#### Aim of the task
Pick every line with "domů" from the material below.
>> Begin Task input
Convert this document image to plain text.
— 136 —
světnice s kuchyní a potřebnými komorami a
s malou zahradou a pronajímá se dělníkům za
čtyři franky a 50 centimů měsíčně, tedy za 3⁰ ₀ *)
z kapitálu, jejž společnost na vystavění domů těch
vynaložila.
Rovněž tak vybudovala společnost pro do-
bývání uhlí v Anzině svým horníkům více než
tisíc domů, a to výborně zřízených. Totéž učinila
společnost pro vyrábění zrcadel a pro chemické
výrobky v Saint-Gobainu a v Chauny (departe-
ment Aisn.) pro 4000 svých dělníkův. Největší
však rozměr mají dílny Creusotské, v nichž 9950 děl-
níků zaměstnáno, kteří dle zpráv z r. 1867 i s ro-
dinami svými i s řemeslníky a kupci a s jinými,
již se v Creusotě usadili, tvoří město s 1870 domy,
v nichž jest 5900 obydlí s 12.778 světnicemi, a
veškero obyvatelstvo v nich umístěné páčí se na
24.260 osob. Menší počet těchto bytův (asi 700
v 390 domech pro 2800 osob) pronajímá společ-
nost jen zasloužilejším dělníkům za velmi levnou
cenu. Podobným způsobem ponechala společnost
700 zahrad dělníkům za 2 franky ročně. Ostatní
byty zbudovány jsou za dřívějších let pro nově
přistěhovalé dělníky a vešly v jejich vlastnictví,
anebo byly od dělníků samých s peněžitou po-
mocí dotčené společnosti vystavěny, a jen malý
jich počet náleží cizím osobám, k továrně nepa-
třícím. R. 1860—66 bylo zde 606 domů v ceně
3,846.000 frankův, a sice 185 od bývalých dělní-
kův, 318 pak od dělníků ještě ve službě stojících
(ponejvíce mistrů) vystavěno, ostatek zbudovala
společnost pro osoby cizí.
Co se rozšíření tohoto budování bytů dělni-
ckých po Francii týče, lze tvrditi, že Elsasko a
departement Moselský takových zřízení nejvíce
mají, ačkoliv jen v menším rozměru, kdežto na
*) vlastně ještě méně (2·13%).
>> End Task input
#### Correct answer
z kapitálu, jejž společnost na vystavění domů těch
tisíc domů, a to výborně zřízených. Totéž učinila
třícím. R. 1860—66 bylo zde 606 domů v ceně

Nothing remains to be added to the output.